┌──

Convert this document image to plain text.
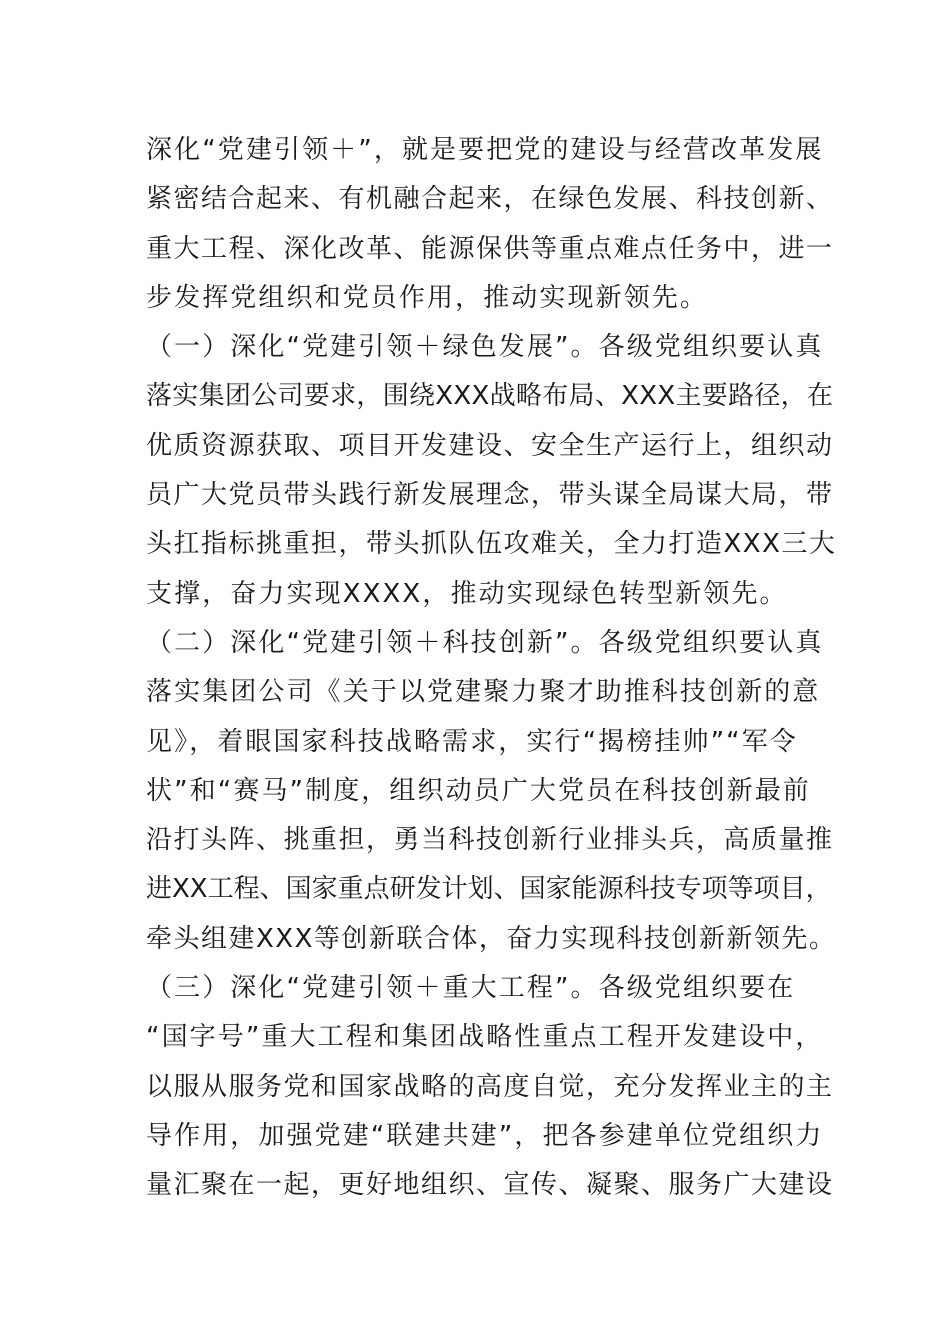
深化“党建引领＋”，就是要把党的建设与经营改革发展
紧密结合起来、有机融合起来，在绿色发展、科技创新、
重大工程、深化改革、能源保供等重点难点任务中，进一
步发挥党组织和党员作用，推动实现新领先。
（一）深化“党建引领＋绿色发展”。各级党组织要认真
落实集团公司要求，围绕XXX战略布局、XXX主要路径，在
优质资源获取、项目开发建设、安全生产运行上，组织动
员广大党员带头践行新发展理念，带头谋全局谋大局，带
头扛指标挑重担，带头抓队伍攻难关，全力打造XXX三大
支撑，奋力实现XXXX，推动实现绿色转型新领先。
（二）深化“党建引领＋科技创新”。各级党组织要认真
落实集团公司《关于以党建聚力聚才助推科技创新的意
见》，着眼国家科技战略需求，实行“揭榜挂帅”“军令
状”和“赛马”制度，组织动员广大党员在科技创新最前
沿打头阵、挑重担，勇当科技创新行业排头兵，高质量推
进XX工程、国家重点研发计划、国家能源科技专项等项目，
牵头组建XXX等创新联合体，奋力实现科技创新新领先。
（三）深化“党建引领＋重大工程”。各级党组织要在
“国字号”重大工程和集团战略性重点工程开发建设中，
以服从服务党和国家战略的高度自觉，充分发挥业主的主
导作用，加强党建“联建共建”，把各参建单位党组织力
量汇聚在一起，更好地组织、宣传、凝聚、服务广大建设
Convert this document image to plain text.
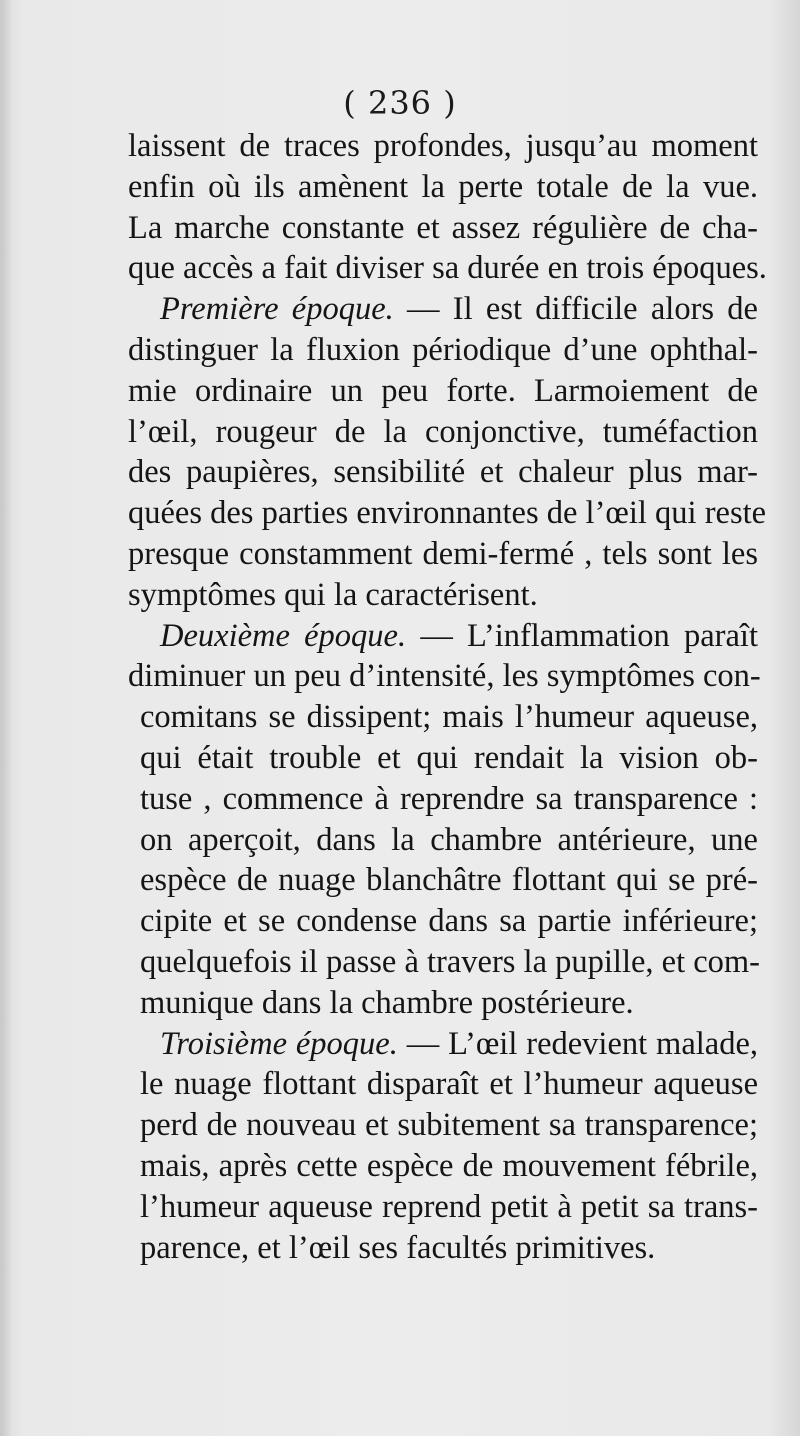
( 236 )
laissent de traces profondes, jusqu’au moment
enfin où ils amènent la perte totale de la vue.
La marche constante et assez régulière de cha-
que accès a fait diviser sa durée en trois époques.
Première époque. — Il est difficile alors de
distinguer la fluxion périodique d’une ophthal-
mie ordinaire un peu forte. Larmoiement de
l’œil, rougeur de la conjonctive, tuméfaction
des paupières, sensibilité et chaleur plus mar-
quées des parties environnantes de l’œil qui reste
presque constamment demi-fermé , tels sont les
symptômes qui la caractérisent.
Deuxième époque. — L’inflammation paraît
diminuer un peu d’intensité, les symptômes con-
comitans se dissipent; mais l’humeur aqueuse,
qui était trouble et qui rendait la vision ob-
tuse , commence à reprendre sa transparence :
on aperçoit, dans la chambre antérieure, une
espèce de nuage blanchâtre flottant qui se pré-
cipite et se condense dans sa partie inférieure;
quelquefois il passe à travers la pupille, et com-
munique dans la chambre postérieure.
Troisième époque. — L’œil redevient malade,
le nuage flottant disparaît et l’humeur aqueuse
perd de nouveau et subitement sa transparence;
mais, après cette espèce de mouvement fébrile,
l’humeur aqueuse reprend petit à petit sa trans-
parence, et l’œil ses facultés primitives.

└──

From the entries above, select each line containing the string "nuage".

### RESPONSE TO THE EXERCISE
espèce de nuage blanchâtre flottant qui se pré-
le nuage flottant disparaît et l’humeur aqueuse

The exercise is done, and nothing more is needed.